## What is being asked
Wherever the word "Australia" shows up in a line, please copy that line.

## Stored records
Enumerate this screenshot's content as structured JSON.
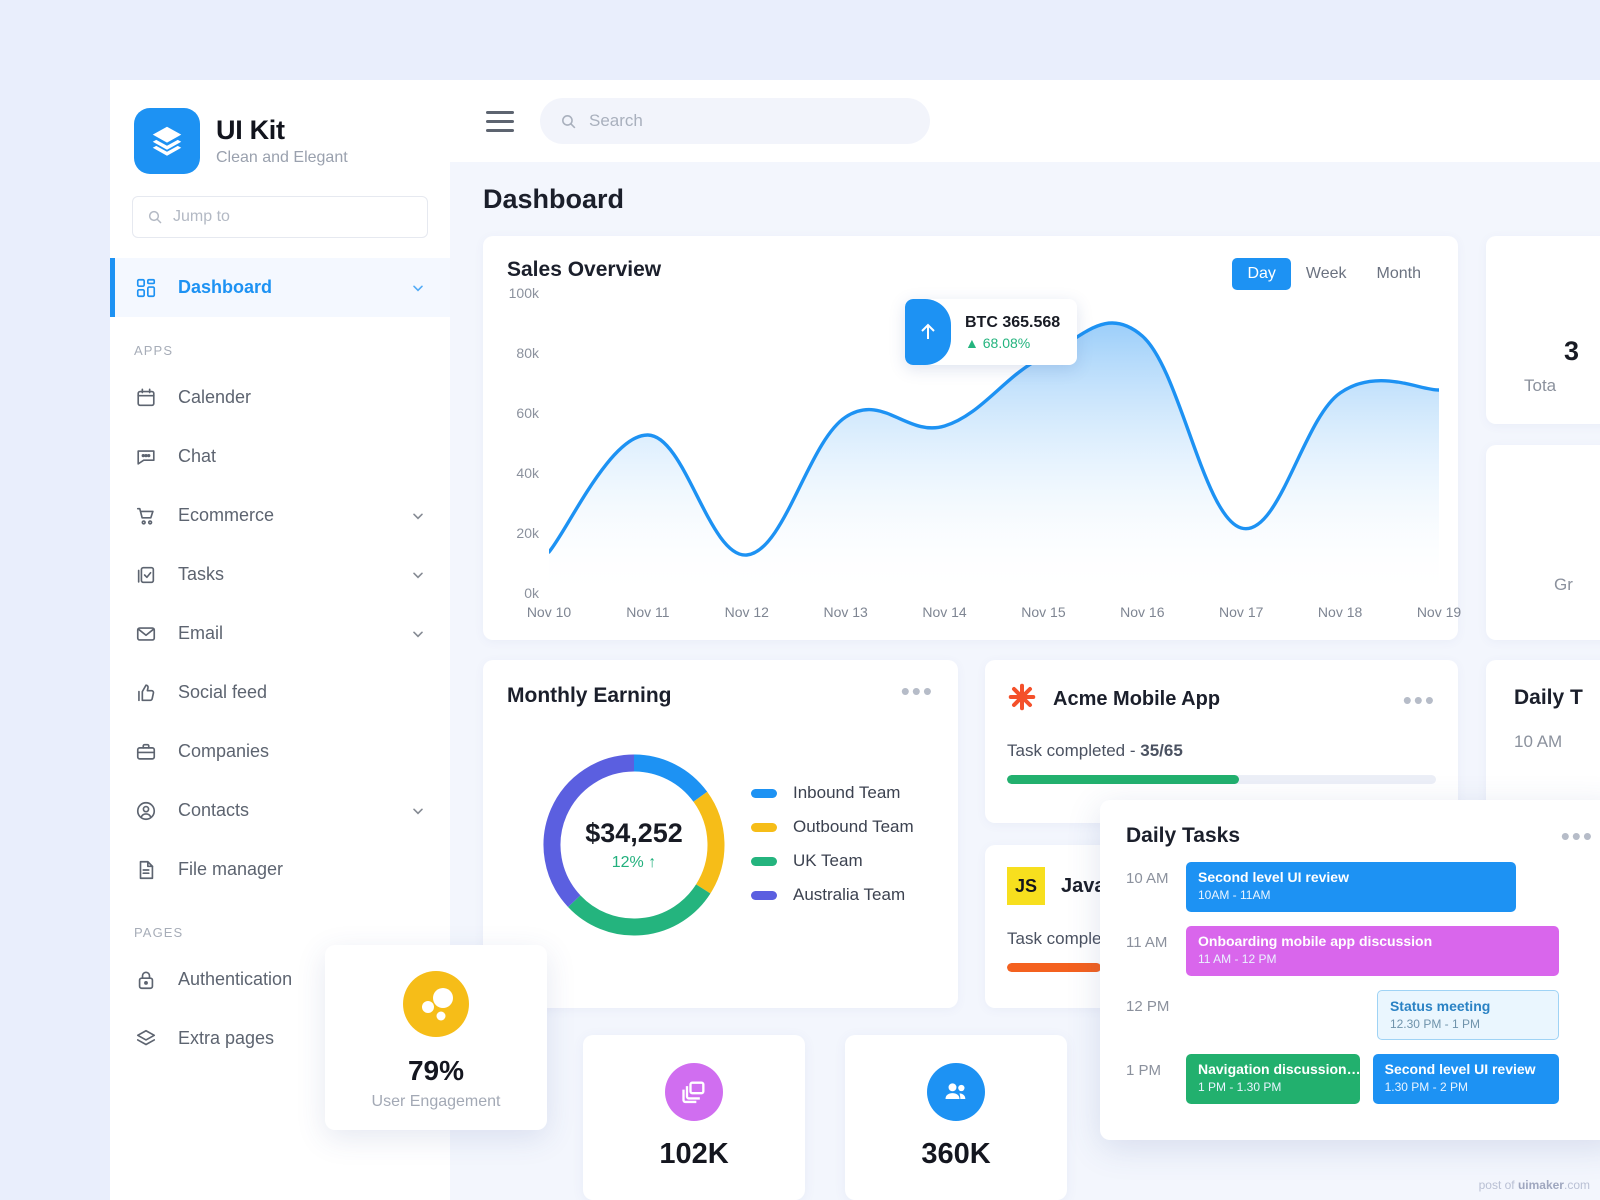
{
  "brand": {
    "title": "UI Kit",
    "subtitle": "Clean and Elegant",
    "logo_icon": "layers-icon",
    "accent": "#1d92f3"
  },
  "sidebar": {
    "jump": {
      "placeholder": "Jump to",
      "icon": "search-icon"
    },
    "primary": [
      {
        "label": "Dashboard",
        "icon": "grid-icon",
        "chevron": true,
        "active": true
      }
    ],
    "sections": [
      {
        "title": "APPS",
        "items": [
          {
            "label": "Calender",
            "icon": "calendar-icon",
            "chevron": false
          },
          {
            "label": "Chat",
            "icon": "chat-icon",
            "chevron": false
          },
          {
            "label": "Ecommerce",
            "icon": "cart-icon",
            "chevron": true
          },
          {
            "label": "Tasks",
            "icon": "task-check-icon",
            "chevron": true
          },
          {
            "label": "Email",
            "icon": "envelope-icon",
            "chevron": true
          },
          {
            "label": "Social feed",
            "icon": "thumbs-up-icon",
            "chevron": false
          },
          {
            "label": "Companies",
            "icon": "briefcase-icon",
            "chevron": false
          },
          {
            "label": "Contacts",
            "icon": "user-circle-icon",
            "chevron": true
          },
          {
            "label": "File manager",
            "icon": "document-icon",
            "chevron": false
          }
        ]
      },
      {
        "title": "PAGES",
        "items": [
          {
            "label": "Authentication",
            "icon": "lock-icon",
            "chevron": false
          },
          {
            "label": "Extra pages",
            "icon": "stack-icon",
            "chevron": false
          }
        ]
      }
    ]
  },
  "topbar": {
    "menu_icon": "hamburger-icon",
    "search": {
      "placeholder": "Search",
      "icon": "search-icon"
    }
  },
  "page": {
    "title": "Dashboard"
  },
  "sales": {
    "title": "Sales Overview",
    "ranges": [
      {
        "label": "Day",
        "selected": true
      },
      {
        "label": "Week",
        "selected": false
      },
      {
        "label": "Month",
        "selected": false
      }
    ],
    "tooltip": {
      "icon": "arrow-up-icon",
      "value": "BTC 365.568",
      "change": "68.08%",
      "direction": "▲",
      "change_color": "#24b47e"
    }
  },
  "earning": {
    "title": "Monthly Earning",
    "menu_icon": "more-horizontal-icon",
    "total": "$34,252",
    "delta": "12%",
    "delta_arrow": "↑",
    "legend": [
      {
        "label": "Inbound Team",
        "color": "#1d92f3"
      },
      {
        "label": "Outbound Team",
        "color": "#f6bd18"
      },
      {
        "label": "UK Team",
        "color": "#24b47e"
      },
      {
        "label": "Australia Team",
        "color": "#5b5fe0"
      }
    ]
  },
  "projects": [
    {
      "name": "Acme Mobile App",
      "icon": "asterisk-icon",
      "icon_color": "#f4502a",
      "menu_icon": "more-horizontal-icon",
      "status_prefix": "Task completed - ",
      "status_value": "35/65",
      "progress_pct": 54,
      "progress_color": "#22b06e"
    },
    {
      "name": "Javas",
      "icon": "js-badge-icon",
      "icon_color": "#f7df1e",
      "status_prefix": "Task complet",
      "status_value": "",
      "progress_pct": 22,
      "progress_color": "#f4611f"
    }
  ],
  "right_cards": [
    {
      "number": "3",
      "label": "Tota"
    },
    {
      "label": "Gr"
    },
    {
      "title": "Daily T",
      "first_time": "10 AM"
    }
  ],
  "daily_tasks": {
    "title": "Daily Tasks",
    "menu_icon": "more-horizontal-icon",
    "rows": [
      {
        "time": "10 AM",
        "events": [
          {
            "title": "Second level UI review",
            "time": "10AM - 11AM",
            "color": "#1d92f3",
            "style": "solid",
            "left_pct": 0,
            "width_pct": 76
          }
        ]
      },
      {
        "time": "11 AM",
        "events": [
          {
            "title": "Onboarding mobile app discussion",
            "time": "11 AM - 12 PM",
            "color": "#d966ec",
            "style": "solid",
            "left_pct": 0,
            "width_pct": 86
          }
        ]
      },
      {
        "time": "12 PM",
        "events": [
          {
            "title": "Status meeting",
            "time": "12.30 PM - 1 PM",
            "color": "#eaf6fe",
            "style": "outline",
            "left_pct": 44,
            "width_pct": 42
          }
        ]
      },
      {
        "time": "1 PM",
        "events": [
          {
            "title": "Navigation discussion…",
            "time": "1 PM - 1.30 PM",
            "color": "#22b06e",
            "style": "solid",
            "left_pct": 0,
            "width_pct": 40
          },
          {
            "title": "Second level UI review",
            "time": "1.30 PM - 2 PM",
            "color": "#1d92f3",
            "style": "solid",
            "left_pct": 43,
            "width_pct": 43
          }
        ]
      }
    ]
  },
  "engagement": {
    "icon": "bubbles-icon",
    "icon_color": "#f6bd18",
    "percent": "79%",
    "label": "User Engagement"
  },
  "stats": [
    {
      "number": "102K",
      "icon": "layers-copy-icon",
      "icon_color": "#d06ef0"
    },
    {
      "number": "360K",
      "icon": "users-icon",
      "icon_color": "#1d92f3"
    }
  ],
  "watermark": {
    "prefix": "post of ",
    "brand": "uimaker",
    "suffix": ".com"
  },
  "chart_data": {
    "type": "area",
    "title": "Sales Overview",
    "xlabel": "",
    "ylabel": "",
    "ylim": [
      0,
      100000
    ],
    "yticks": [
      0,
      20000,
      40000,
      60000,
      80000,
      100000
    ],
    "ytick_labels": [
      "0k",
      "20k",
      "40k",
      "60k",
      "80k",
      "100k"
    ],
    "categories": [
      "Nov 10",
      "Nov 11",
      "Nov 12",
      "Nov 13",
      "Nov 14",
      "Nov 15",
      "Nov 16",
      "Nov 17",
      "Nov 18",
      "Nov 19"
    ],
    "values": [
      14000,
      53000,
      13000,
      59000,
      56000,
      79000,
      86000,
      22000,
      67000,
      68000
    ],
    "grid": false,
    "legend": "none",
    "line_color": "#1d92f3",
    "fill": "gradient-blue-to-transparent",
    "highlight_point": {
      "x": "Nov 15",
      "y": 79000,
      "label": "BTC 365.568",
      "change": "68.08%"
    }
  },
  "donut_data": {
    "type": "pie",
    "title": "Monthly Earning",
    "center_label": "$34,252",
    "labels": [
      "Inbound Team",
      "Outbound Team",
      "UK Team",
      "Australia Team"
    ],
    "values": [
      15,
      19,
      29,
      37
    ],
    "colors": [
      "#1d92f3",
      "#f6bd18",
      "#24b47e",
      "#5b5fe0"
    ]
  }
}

## Output for this exercise
        "label": "Australia Team",
      "Australia Team"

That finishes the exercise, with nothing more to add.